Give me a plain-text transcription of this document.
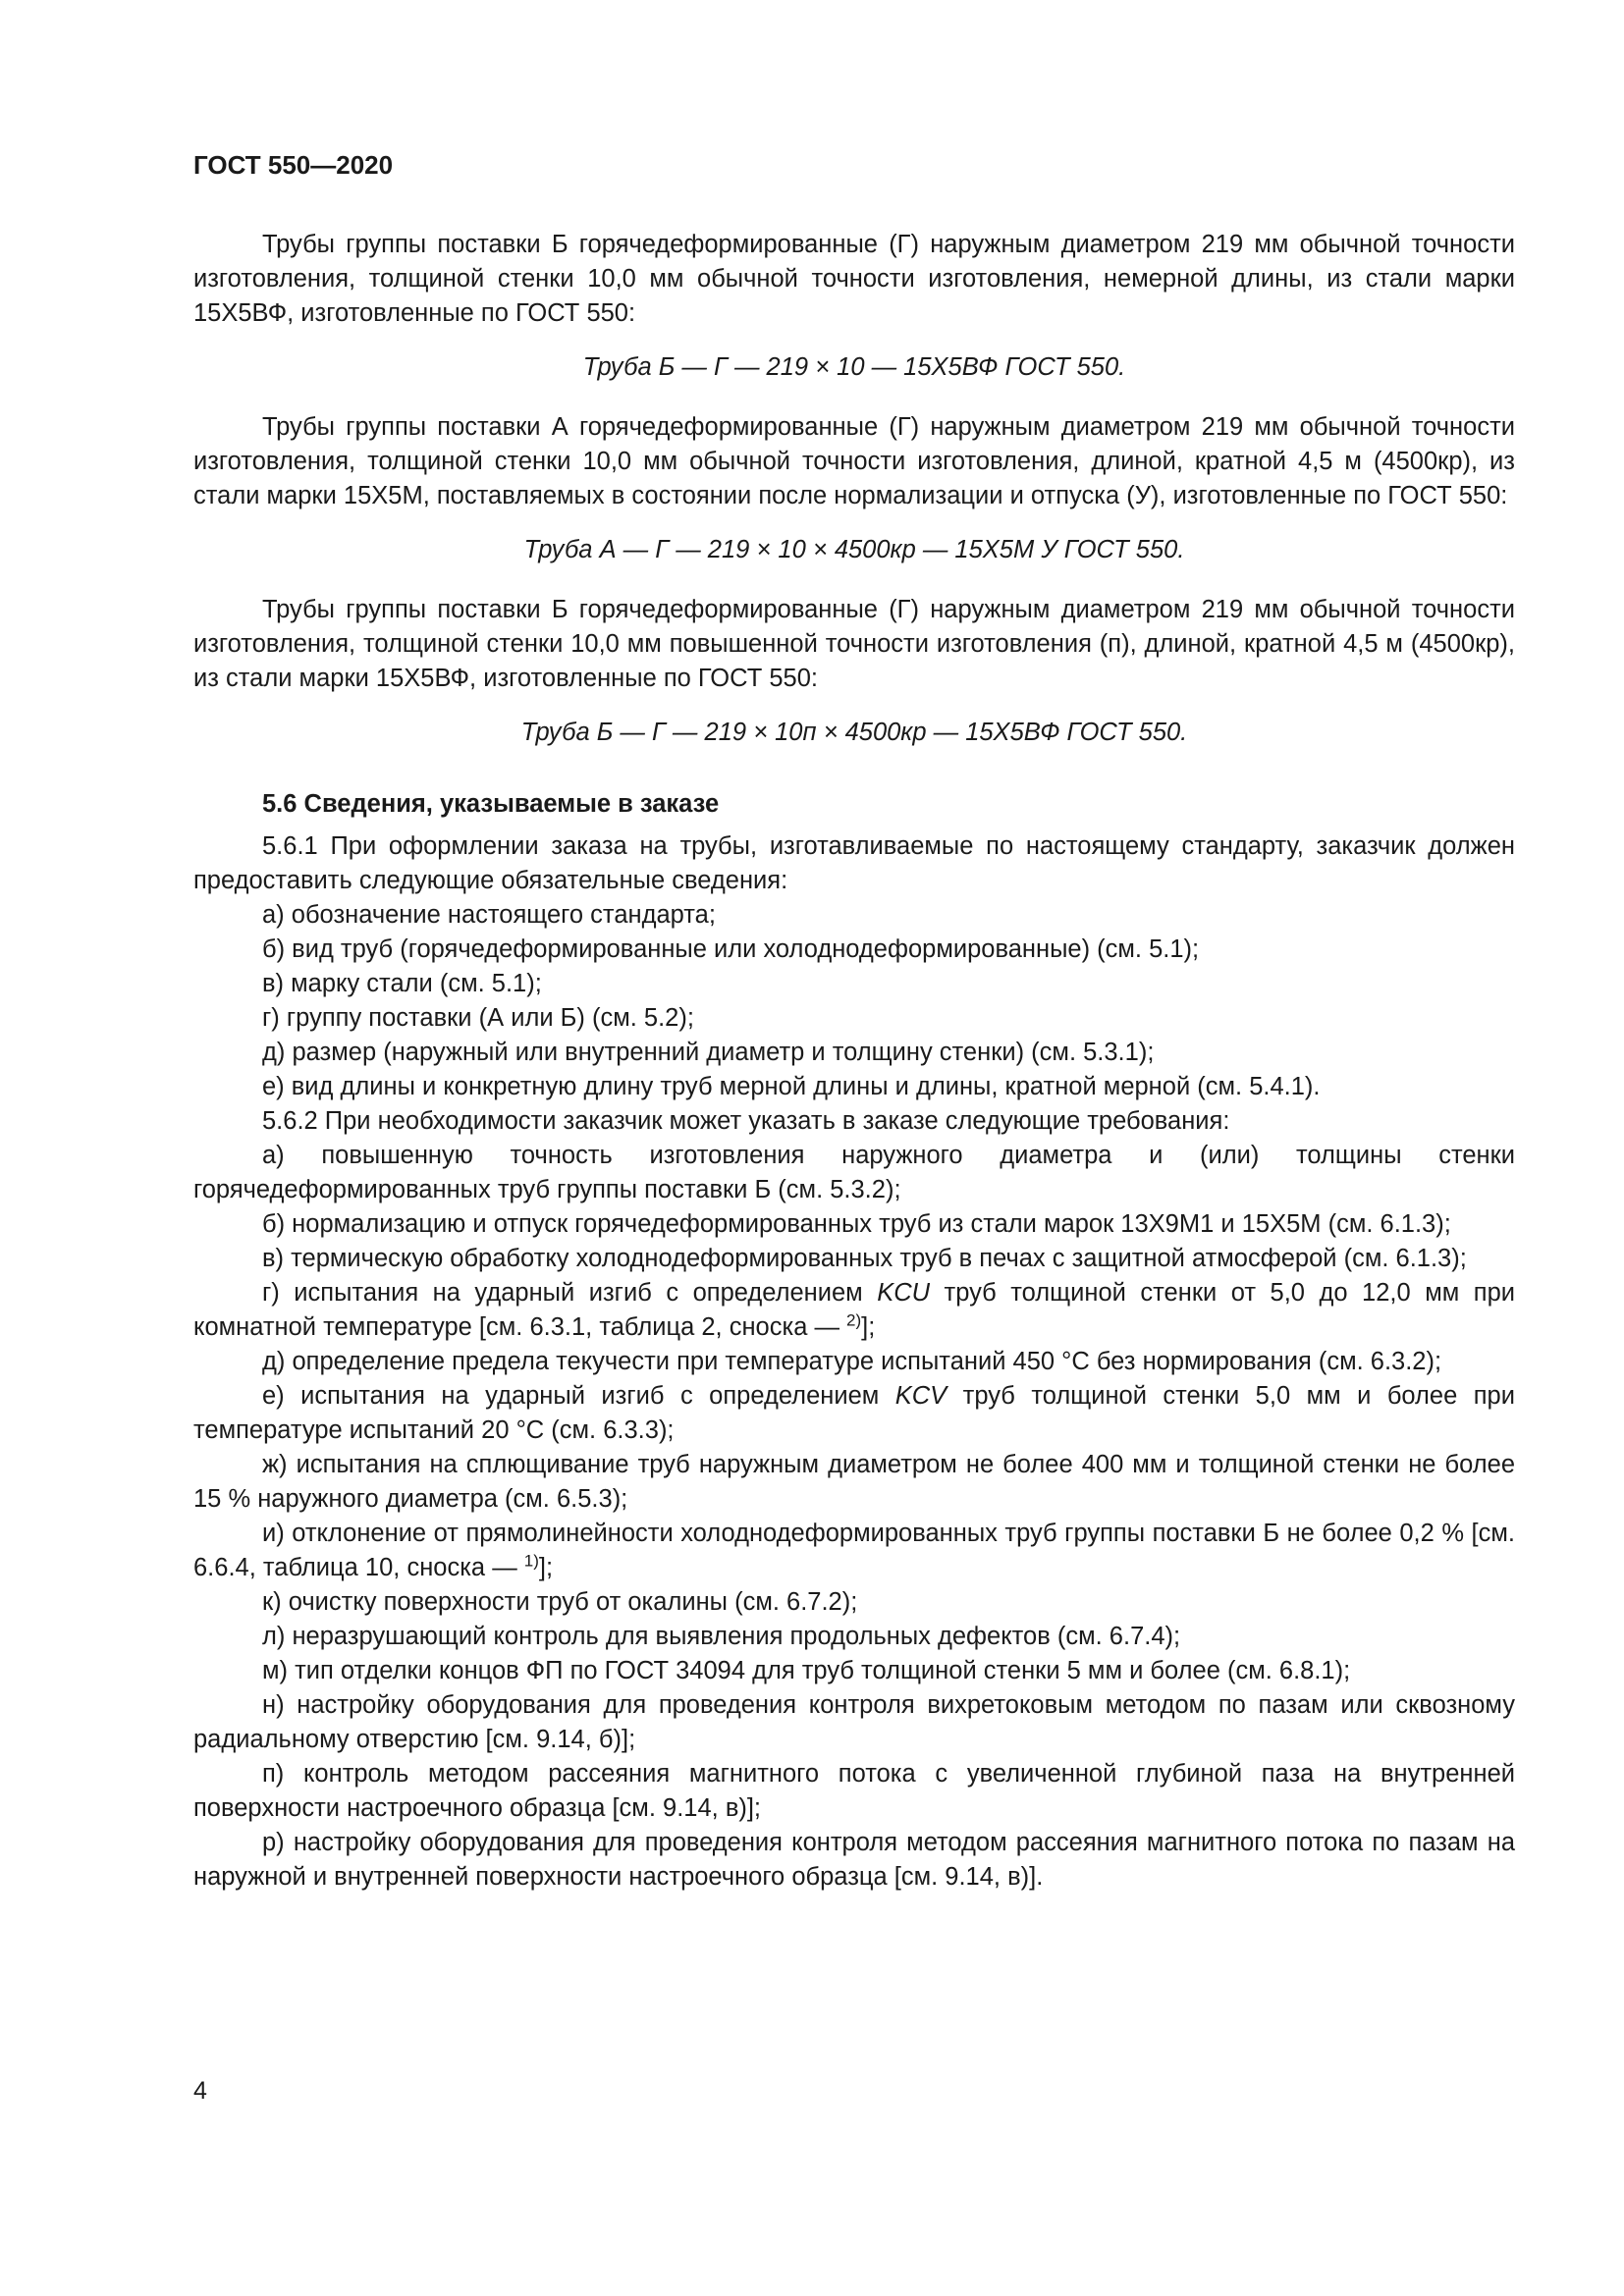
ГОСТ 550—2020

Трубы группы поставки Б горячедеформированные (Г) наружным диаметром 219 мм обычной точности изготовления, толщиной стенки 10,0 мм обычной точности изготовления, немерной длины, из стали марки 15Х5ВФ, изготовленные по ГОСТ 550:

Труба Б — Г — 219 × 10 — 15Х5ВФ ГОСТ 550.

Трубы группы поставки А горячедеформированные (Г) наружным диаметром 219 мм обычной точности изготовления, толщиной стенки 10,0 мм обычной точности изготовления, длиной, кратной 4,5 м (4500кр), из стали марки 15Х5М, поставляемых в состоянии после нормализации и отпуска (У), изготовленные по ГОСТ 550:

Труба А — Г — 219 × 10 × 4500кр — 15Х5М У ГОСТ 550.

Трубы группы поставки Б горячедеформированные (Г) наружным диаметром 219 мм обычной точности изготовления, толщиной стенки 10,0 мм повышенной точности изготовления (п), длиной, кратной 4,5 м (4500кр), из стали марки 15Х5ВФ, изготовленные по ГОСТ 550:

Труба Б — Г — 219 × 10п × 4500кр — 15Х5ВФ ГОСТ 550.

5.6 Сведения, указываемые в заказе

5.6.1 При оформлении заказа на трубы, изготавливаемые по настоящему стандарту, заказчик должен предоставить следующие обязательные сведения:

а) обозначение настоящего стандарта;

б) вид труб (горячедеформированные или холоднодеформированные) (см. 5.1);

в) марку стали (см. 5.1);

г) группу поставки (А или Б) (см. 5.2);

д) размер (наружный или внутренний диаметр и толщину стенки) (см. 5.3.1);

е) вид длины и конкретную длину труб мерной длины и длины, кратной мерной (см. 5.4.1).

5.6.2 При необходимости заказчик может указать в заказе следующие требования:

а) повышенную точность изготовления наружного диаметра и (или) толщины стенки горячедеформированных труб группы поставки Б (см. 5.3.2);

б) нормализацию и отпуск горячедеформированных труб из стали марок 13Х9М1 и 15Х5М (см. 6.1.3);

в) термическую обработку холоднодеформированных труб в печах с защитной атмосферой (см. 6.1.3);

г) испытания на ударный изгиб с определением KCU труб толщиной стенки от 5,0 до 12,0 мм при комнатной температуре [см. 6.3.1, таблица 2, сноска — $^{2)}$];

д) определение предела текучести при температуре испытаний 450 °С без нормирования (см. 6.3.2);

е) испытания на ударный изгиб с определением KCV труб толщиной стенки 5,0 мм и более при температуре испытаний 20 °С (см. 6.3.3);

ж) испытания на сплющивание труб наружным диаметром не более 400 мм и толщиной стенки не более 15 % наружного диаметра (см. 6.5.3);

и) отклонение от прямолинейности холоднодеформированных труб группы поставки Б не более 0,2 % [см. 6.6.4, таблица 10, сноска — $^{1)}$];

к) очистку поверхности труб от окалины (см. 6.7.2);

л) неразрушающий контроль для выявления продольных дефектов (см. 6.7.4);

м) тип отделки концов ФП по ГОСТ 34094 для труб толщиной стенки 5 мм и более (см. 6.8.1);

н) настройку оборудования для проведения контроля вихретоковым методом по пазам или сквозному радиальному отверстию [см. 9.14, б)];

п) контроль методом рассеяния магнитного потока с увеличенной глубиной паза на внутренней поверхности настроечного образца [см. 9.14, в)];

р) настройку оборудования для проведения контроля методом рассеяния магнитного потока по пазам на наружной и внутренней поверхности настроечного образца [см. 9.14, в)].

4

___

# Task prompt
Keep every word of the data as it is when you write it out, but drop the pictures.

# Result
Give me a plain-text transcription of this document.
ГОСТ 550—2020

Трубы группы поставки Б горячедеформированные (Г) наружным диаметром 219 мм обычной точности изготовления, толщиной стенки 10,0 мм обычной точности изготовления, немерной длины, из стали марки 15Х5ВФ, изготовленные по ГОСТ 550:

Труба Б — Г — 219 × 10 — 15Х5ВФ ГОСТ 550.

Трубы группы поставки А горячедеформированные (Г) наружным диаметром 219 мм обычной точности изготовления, толщиной стенки 10,0 мм обычной точности изготовления, длиной, кратной 4,5 м (4500кр), из стали марки 15Х5М, поставляемых в состоянии после нормализации и отпуска (У), изготовленные по ГОСТ 550:

Труба А — Г — 219 × 10 × 4500кр — 15Х5М У ГОСТ 550.

Трубы группы поставки Б горячедеформированные (Г) наружным диаметром 219 мм обычной точности изготовления, толщиной стенки 10,0 мм повышенной точности изготовления (п), длиной, кратной 4,5 м (4500кр), из стали марки 15Х5ВФ, изготовленные по ГОСТ 550:

Труба Б — Г — 219 × 10п × 4500кр — 15Х5ВФ ГОСТ 550.

5.6 Сведения, указываемые в заказе

5.6.1 При оформлении заказа на трубы, изготавливаемые по настоящему стандарту, заказчик должен предоставить следующие обязательные сведения:

а) обозначение настоящего стандарта;

б) вид труб (горячедеформированные или холоднодеформированные) (см. 5.1);

в) марку стали (см. 5.1);

г) группу поставки (А или Б) (см. 5.2);

д) размер (наружный или внутренний диаметр и толщину стенки) (см. 5.3.1);

е) вид длины и конкретную длину труб мерной длины и длины, кратной мерной (см. 5.4.1).

5.6.2 При необходимости заказчик может указать в заказе следующие требования:

а) повышенную точность изготовления наружного диаметра и (или) толщины стенки горячедеформированных труб группы поставки Б (см. 5.3.2);

б) нормализацию и отпуск горячедеформированных труб из стали марок 13Х9М1 и 15Х5М (см. 6.1.3);

в) термическую обработку холоднодеформированных труб в печах с защитной атмосферой (см. 6.1.3);

г) испытания на ударный изгиб с определением KCU труб толщиной стенки от 5,0 до 12,0 мм при комнатной температуре [см. 6.3.1, таблица 2, сноска — $^{2)}$];

д) определение предела текучести при температуре испытаний 450 °С без нормирования (см. 6.3.2);

е) испытания на ударный изгиб с определением KCV труб толщиной стенки 5,0 мм и более при температуре испытаний 20 °С (см. 6.3.3);

ж) испытания на сплющивание труб наружным диаметром не более 400 мм и толщиной стенки не более 15 % наружного диаметра (см. 6.5.3);

и) отклонение от прямолинейности холоднодеформированных труб группы поставки Б не более 0,2 % [см. 6.6.4, таблица 10, сноска — $^{1)}$];

к) очистку поверхности труб от окалины (см. 6.7.2);

л) неразрушающий контроль для выявления продольных дефектов (см. 6.7.4);

м) тип отделки концов ФП по ГОСТ 34094 для труб толщиной стенки 5 мм и более (см. 6.8.1);

н) настройку оборудования для проведения контроля вихретоковым методом по пазам или сквозному радиальному отверстию [см. 9.14, б)];

п) контроль методом рассеяния магнитного потока с увеличенной глубиной паза на внутренней поверхности настроечного образца [см. 9.14, в)];

р) настройку оборудования для проведения контроля методом рассеяния магнитного потока по пазам на наружной и внутренней поверхности настроечного образца [см. 9.14, в)].

4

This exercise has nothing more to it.